Repeat the entries below exactly as they appear, with no pictures.

********************

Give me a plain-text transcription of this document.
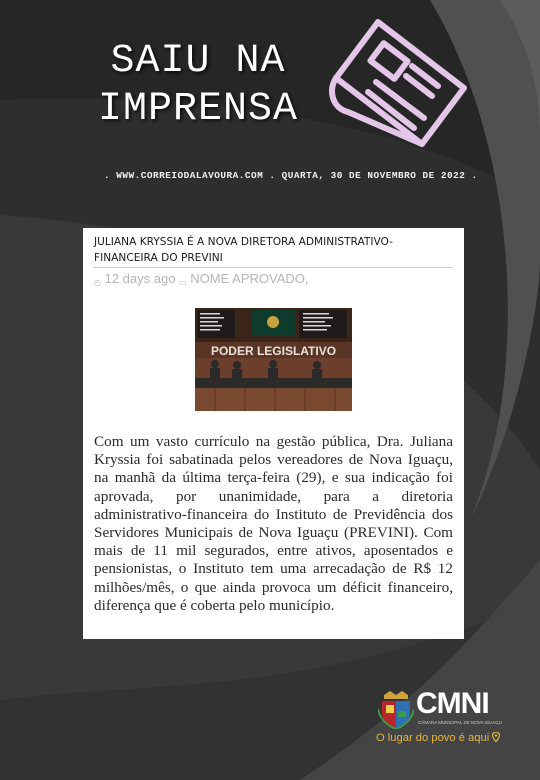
SAIU NA
IMPRENSA
. WWW.CORREIODALAVOURA.COM . QUARTA, 30 DE NOVEMBRO DE 2022 .
JULIANA KRYSSIA É A NOVA DIRETORA ADMINISTRATIVO-FINANCEIRA DO PREVINI
◴ 12 days ago ▭ NOME APROVADO,
PODER LEGISLATIVO
Com um vasto currículo na gestão pública, Dra. Juliana Kryssia foi sabatinada pelos vereadores de Nova Iguaçu, na manhã da última terça-feira (29), e sua indicação foi aprovada, por unanimidade, para a diretoria administrativo-financeira do Instituto de Previdência dos Servidores Municipais de Nova Iguaçu (PREVINI). Com mais de 11 mil segurados, entre ativos, aposentados e pensionistas, o Instituto tem uma arrecadação de R$ 12 milhões/mês, o que ainda provoca um déficit financeiro, diferença que é coberta pelo município.
CMNI
CÂMARA MUNICIPAL DE NOVA IGUAÇU
O lugar do povo é aqui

********************

Written response -
Give me a plain-text transcription of this document.
SAIU NA
IMPRENSA
. WWW.CORREIODALAVOURA.COM . QUARTA, 30 DE NOVEMBRO DE 2022 .
JULIANA KRYSSIA É A NOVA DIRETORA ADMINISTRATIVO-FINANCEIRA DO PREVINI
◴ 12 days ago ▭ NOME APROVADO,
PODER LEGISLATIVO
Com um vasto currículo na gestão pública, Dra. Juliana Kryssia foi sabatinada pelos vereadores de Nova Iguaçu, na manhã da última terça-feira (29), e sua indicação foi aprovada, por unanimidade, para a diretoria administrativo-financeira do Instituto de Previdência dos Servidores Municipais de Nova Iguaçu (PREVINI). Com mais de 11 mil segurados, entre ativos, aposentados e pensionistas, o Instituto tem uma arrecadação de R$ 12 milhões/mês, o que ainda provoca um déficit financeiro, diferença que é coberta pelo município.
CMNI
CÂMARA MUNICIPAL DE NOVA IGUAÇU
O lugar do povo é aqui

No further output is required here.